* _What you will do_
Extract the full listing below without altering a single character.

* _Records to process_

'''

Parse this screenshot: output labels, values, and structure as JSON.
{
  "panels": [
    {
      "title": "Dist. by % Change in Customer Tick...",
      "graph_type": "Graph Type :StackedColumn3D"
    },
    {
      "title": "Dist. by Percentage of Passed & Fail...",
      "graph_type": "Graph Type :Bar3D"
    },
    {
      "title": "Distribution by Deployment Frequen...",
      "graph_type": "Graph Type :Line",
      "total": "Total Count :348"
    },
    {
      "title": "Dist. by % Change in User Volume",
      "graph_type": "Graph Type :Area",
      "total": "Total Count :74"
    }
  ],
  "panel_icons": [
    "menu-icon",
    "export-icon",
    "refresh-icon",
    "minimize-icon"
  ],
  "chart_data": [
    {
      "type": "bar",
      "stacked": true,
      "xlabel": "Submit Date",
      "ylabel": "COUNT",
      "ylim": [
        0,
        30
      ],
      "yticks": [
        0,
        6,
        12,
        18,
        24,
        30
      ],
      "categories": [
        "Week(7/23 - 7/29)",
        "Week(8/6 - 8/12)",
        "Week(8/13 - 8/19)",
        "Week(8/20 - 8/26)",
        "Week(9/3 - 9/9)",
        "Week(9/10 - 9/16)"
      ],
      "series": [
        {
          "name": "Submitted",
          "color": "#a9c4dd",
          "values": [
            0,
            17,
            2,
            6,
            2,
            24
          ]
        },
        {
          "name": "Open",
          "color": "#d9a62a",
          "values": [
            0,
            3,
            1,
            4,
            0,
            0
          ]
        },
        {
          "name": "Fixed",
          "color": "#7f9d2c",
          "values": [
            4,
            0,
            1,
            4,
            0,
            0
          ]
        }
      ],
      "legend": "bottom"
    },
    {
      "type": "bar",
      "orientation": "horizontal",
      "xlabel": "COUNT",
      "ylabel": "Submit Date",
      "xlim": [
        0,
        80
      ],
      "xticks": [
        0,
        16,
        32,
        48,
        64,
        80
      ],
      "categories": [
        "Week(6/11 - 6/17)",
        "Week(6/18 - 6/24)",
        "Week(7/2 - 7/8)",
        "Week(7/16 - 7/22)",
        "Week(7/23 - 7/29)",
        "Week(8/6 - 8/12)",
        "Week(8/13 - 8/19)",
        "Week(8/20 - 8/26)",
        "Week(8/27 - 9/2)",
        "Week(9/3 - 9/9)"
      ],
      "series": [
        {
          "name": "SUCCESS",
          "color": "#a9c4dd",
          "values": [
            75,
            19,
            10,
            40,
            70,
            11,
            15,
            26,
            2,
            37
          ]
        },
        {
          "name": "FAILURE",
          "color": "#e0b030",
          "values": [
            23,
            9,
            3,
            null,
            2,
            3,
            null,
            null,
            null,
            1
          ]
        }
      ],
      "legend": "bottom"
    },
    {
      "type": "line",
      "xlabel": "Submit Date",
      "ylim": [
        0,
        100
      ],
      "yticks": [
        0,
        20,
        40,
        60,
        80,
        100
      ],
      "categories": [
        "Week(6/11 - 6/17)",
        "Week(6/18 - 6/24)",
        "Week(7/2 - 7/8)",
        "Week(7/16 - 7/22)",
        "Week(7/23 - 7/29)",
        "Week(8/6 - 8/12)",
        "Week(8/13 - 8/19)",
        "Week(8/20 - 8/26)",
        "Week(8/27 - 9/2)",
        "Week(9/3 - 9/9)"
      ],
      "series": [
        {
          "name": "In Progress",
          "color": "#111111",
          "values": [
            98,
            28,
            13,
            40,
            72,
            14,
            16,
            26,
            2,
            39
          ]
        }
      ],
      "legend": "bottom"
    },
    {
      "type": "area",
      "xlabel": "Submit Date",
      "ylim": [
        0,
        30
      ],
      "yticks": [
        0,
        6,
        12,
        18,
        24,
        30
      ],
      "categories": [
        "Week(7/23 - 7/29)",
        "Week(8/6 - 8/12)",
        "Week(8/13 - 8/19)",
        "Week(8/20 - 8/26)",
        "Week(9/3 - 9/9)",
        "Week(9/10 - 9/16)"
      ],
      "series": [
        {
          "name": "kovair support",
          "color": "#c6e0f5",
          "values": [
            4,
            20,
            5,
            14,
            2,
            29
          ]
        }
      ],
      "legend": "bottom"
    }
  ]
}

'''

* _Finished task_
Parse this screenshot: output labels, values, and structure as JSON.
{
  "panels": [
    {
      "title": "Dist. by % Change in Customer Tick...",
      "graph_type": "Graph Type :StackedColumn3D"
    },
    {
      "title": "Dist. by Percentage of Passed & Fail...",
      "graph_type": "Graph Type :Bar3D"
    },
    {
      "title": "Distribution by Deployment Frequen...",
      "graph_type": "Graph Type :Line",
      "total": "Total Count :348"
    },
    {
      "title": "Dist. by % Change in User Volume",
      "graph_type": "Graph Type :Area",
      "total": "Total Count :74"
    }
  ],
  "panel_icons": [
    "menu-icon",
    "export-icon",
    "refresh-icon",
    "minimize-icon"
  ],
  "chart_data": [
    {
      "type": "bar",
      "stacked": true,
      "xlabel": "Submit Date",
      "ylabel": "COUNT",
      "ylim": [
        0,
        30
      ],
      "yticks": [
        0,
        6,
        12,
        18,
        24,
        30
      ],
      "categories": [
        "Week(7/23 - 7/29)",
        "Week(8/6 - 8/12)",
        "Week(8/13 - 8/19)",
        "Week(8/20 - 8/26)",
        "Week(9/3 - 9/9)",
        "Week(9/10 - 9/16)"
      ],
      "series": [
        {
          "name": "Submitted",
          "color": "#a9c4dd",
          "values": [
            0,
            17,
            2,
            6,
            2,
            24
          ]
        },
        {
          "name": "Open",
          "color": "#d9a62a",
          "values": [
            0,
            3,
            1,
            4,
            0,
            0
          ]
        },
        {
          "name": "Fixed",
          "color": "#7f9d2c",
          "values": [
            4,
            0,
            1,
            4,
            0,
            0
          ]
        }
      ],
      "legend": "bottom"
    },
    {
      "type": "bar",
      "orientation": "horizontal",
      "xlabel": "COUNT",
      "ylabel": "Submit Date",
      "xlim": [
        0,
        80
      ],
      "xticks": [
        0,
        16,
        32,
        48,
        64,
        80
      ],
      "categories": [
        "Week(6/11 - 6/17)",
        "Week(6/18 - 6/24)",
        "Week(7/2 - 7/8)",
        "Week(7/16 - 7/22)",
        "Week(7/23 - 7/29)",
        "Week(8/6 - 8/12)",
        "Week(8/13 - 8/19)",
        "Week(8/20 - 8/26)",
        "Week(8/27 - 9/2)",
        "Week(9/3 - 9/9)"
      ],
      "series": [
        {
          "name": "SUCCESS",
          "color": "#a9c4dd",
          "values": [
            75,
            19,
            10,
            40,
            70,
            11,
            15,
            26,
            2,
            37
          ]
        },
        {
          "name": "FAILURE",
          "color": "#e0b030",
          "values": [
            23,
            9,
            3,
            null,
            2,
            3,
            null,
            null,
            null,
            1
          ]
        }
      ],
      "legend": "bottom"
    },
    {
      "type": "line",
      "xlabel": "Submit Date",
      "ylim": [
        0,
        100
      ],
      "yticks": [
        0,
        20,
        40,
        60,
        80,
        100
      ],
      "categories": [
        "Week(6/11 - 6/17)",
        "Week(6/18 - 6/24)",
        "Week(7/2 - 7/8)",
        "Week(7/16 - 7/22)",
        "Week(7/23 - 7/29)",
        "Week(8/6 - 8/12)",
        "Week(8/13 - 8/19)",
        "Week(8/20 - 8/26)",
        "Week(8/27 - 9/2)",
        "Week(9/3 - 9/9)"
      ],
      "series": [
        {
          "name": "In Progress",
          "color": "#111111",
          "values": [
            98,
            28,
            13,
            40,
            72,
            14,
            16,
            26,
            2,
            39
          ]
        }
      ],
      "legend": "bottom"
    },
    {
      "type": "area",
      "xlabel": "Submit Date",
      "ylim": [
        0,
        30
      ],
      "yticks": [
        0,
        6,
        12,
        18,
        24,
        30
      ],
      "categories": [
        "Week(7/23 - 7/29)",
        "Week(8/6 - 8/12)",
        "Week(8/13 - 8/19)",
        "Week(8/20 - 8/26)",
        "Week(9/3 - 9/9)",
        "Week(9/10 - 9/16)"
      ],
      "series": [
        {
          "name": "kovair support",
          "color": "#c6e0f5",
          "values": [
            4,
            20,
            5,
            14,
            2,
            29
          ]
        }
      ],
      "legend": "bottom"
    }
  ]
}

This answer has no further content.